Copy out each line that has "pitea" in it.

— start of Material supplied —

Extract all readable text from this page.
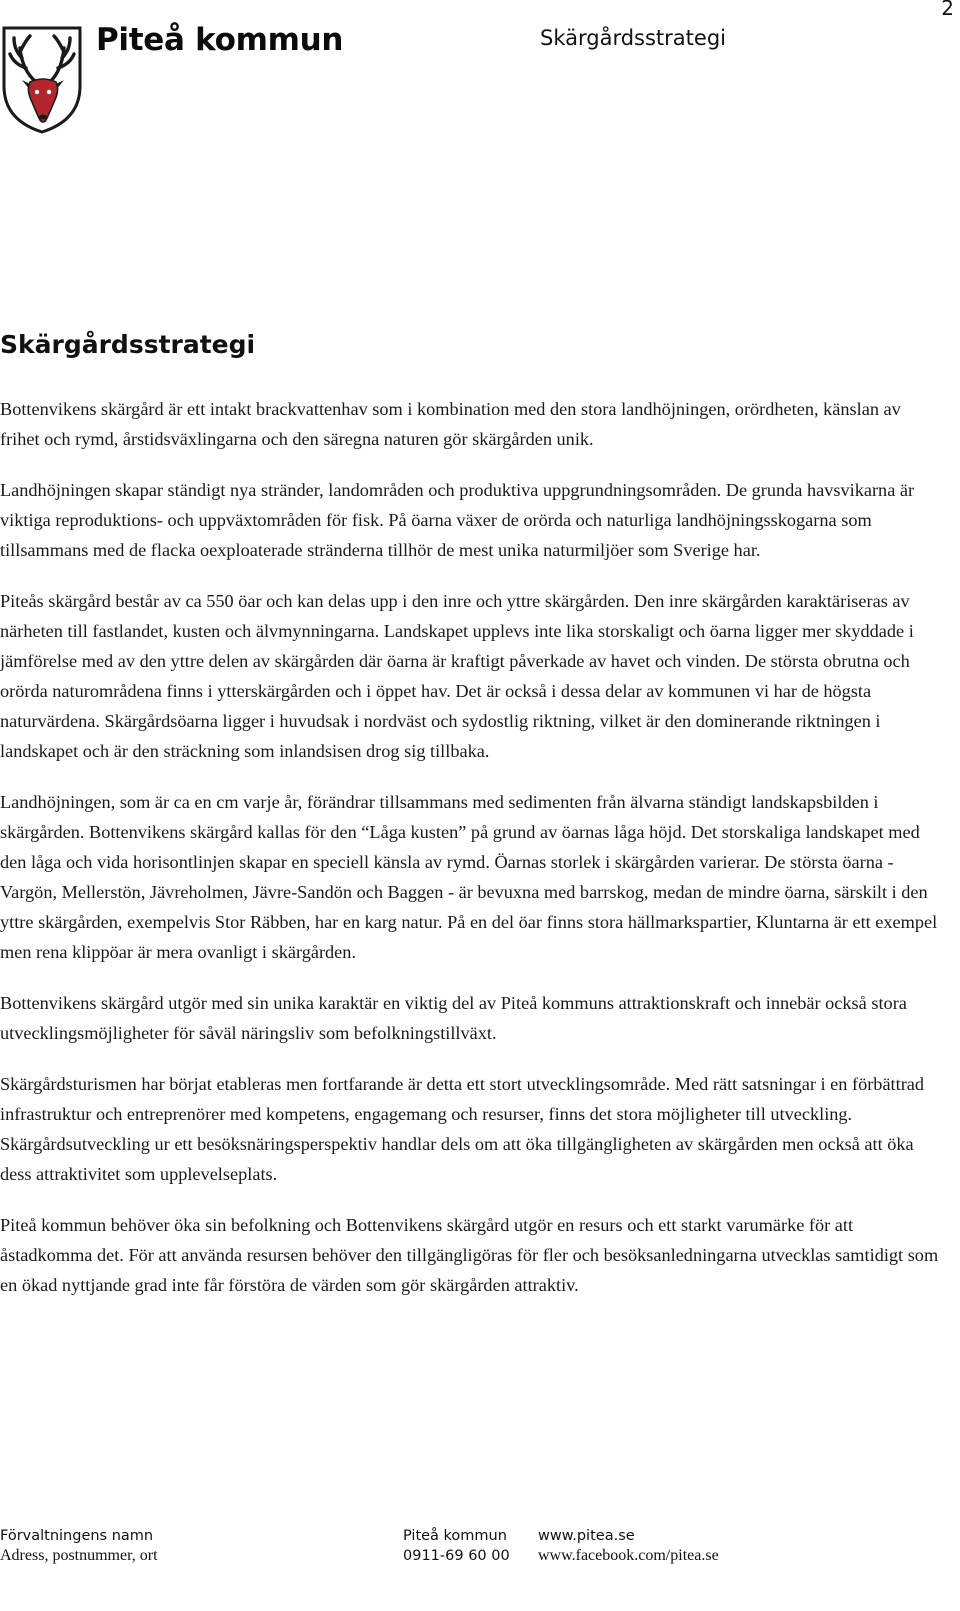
Piteå kommun	Skärgårdsstrategi
2
Skärgårdsstrategi

Bottenvikens skärgård är ett intakt brackvattenhav som i kombination med den stora landhöjningen, orördheten, känslan av frihet och rymd, årstidsväxlingarna och den säregna naturen gör skärgården unik.

Landhöjningen skapar ständigt nya stränder, landområden och produktiva uppgrundningsområden. De grunda havsvikarna är viktiga reproduktions- och uppväxtområden för fisk. På öarna växer de orörda och naturliga landhöjningsskogarna som tillsammans med de flacka oexploaterade stränderna tillhör de mest unika naturmiljöer som Sverige har.

Piteås skärgård består av ca 550 öar och kan delas upp i den inre och yttre skärgården. Den inre skärgården karaktäriseras av närheten till fastlandet, kusten och älvmynningarna. Landskapet upplevs inte lika storskaligt och öarna ligger mer skyddade i jämförelse med av den yttre delen av skärgården där öarna är kraftigt påverkade av havet och vinden. De största obrutna och orörda naturområdena finns i ytterskärgården och i öppet hav. Det är också i dessa delar av kommunen vi har de högsta naturvärdena. Skärgårdsöarna ligger i huvudsak i nordväst och sydostlig riktning, vilket är den dominerande riktningen i landskapet och är den sträckning som inlandsisen drog sig tillbaka.

Landhöjningen, som är ca en cm varje år, förändrar tillsammans med sedimenten från älvarna ständigt landskapsbilden i skärgården. Bottenvikens skärgård kallas för den “Låga kusten” på grund av öarnas låga höjd. Det storskaliga landskapet med den låga och vida horisontlinjen skapar en speciell känsla av rymd. Öarnas storlek i skärgården varierar. De största öarna - Vargön, Mellerstön, Jävreholmen, Jävre-Sandön och Baggen - är bevuxna med barrskog, medan de mindre öarna, särskilt i den yttre skärgården, exempelvis Stor Räbben, har en karg natur. På en del öar finns stora hällmarkspartier, Kluntarna är ett exempel men rena klippöar är mera ovanligt i skärgården.

Bottenvikens skärgård utgör med sin unika karaktär en viktig del av Piteå kommuns attraktionskraft och innebär också stora utvecklingsmöjligheter för såväl näringsliv som befolkningstillväxt.

Skärgårdsturismen har börjat etableras men fortfarande är detta ett stort utvecklingsområde. Med rätt satsningar i en förbättrad infrastruktur och entreprenörer med kompetens, engagemang och resurser, finns det stora möjligheter till utveckling. Skärgårdsutveckling ur ett besöksnäringsperspektiv handlar dels om att öka tillgängligheten av skärgården men också att öka dess attraktivitet som upplevelseplats.

Piteå kommun behöver öka sin befolkning och Bottenvikens skärgård utgör en resurs och ett starkt varumärke för att åstadkomma det. För att använda resursen behöver den tillgängligöras för fler och besöksanledningarna utvecklas samtidigt som en ökad nyttjande grad inte får förstöra de värden som gör skärgården attraktiv.

Förvaltningens namn
Adress, postnummer, ort
Piteå kommun
0911-69 60 00
www.pitea.se
www.facebook.com/pitea.se
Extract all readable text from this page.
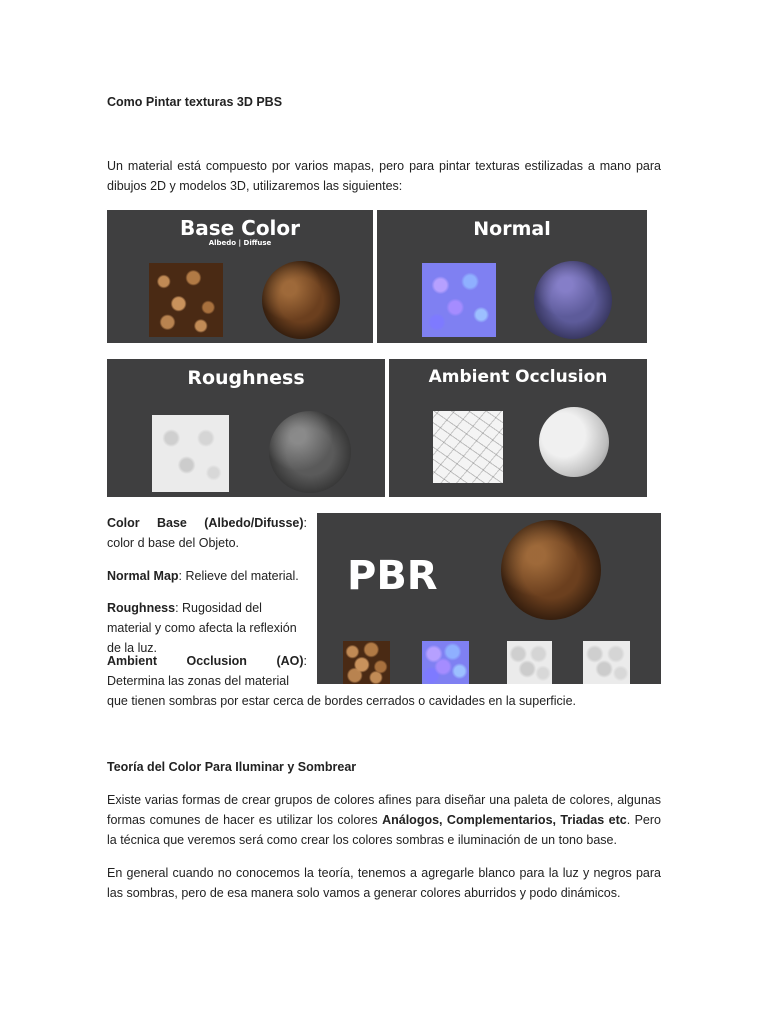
Como Pintar texturas 3D PBS

Un material está compuesto por varios mapas, pero para pintar texturas estilizadas a mano para dibujos 2D y modelos 3D, utilizaremos las siguientes:

Base Color
Albedo | Diffuse
Normal
Roughness	Ambient Occlusion
PBR

Color Base (Albedo/Difusse): color d base del Objeto.

Normal Map: Relieve del material.

Roughness: Rugosidad del material y como afecta la reflexión de la luz.

Ambient Occlusion (AO): Determina las zonas del material

que tienen sombras por estar cerca de bordes cerrados o cavidades en la superficie.

Teoría del Color Para Iluminar y Sombrear

Existe varias formas de crear grupos de colores afines para diseñar una paleta de colores, algunas formas comunes de hacer es utilizar los colores Análogos, Complementarios, Triadas etc. Pero la técnica que veremos será como crear los colores sombras e iluminación de un tono base.

En general cuando no conocemos la teoría, tenemos a agregarle blanco para la luz y negros para las sombras, pero de esa manera solo vamos a generar colores aburridos y podo dinámicos.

— end of Material supplied —

**Output of the task**.
www.pitea.se
www.facebook.com/pitea.se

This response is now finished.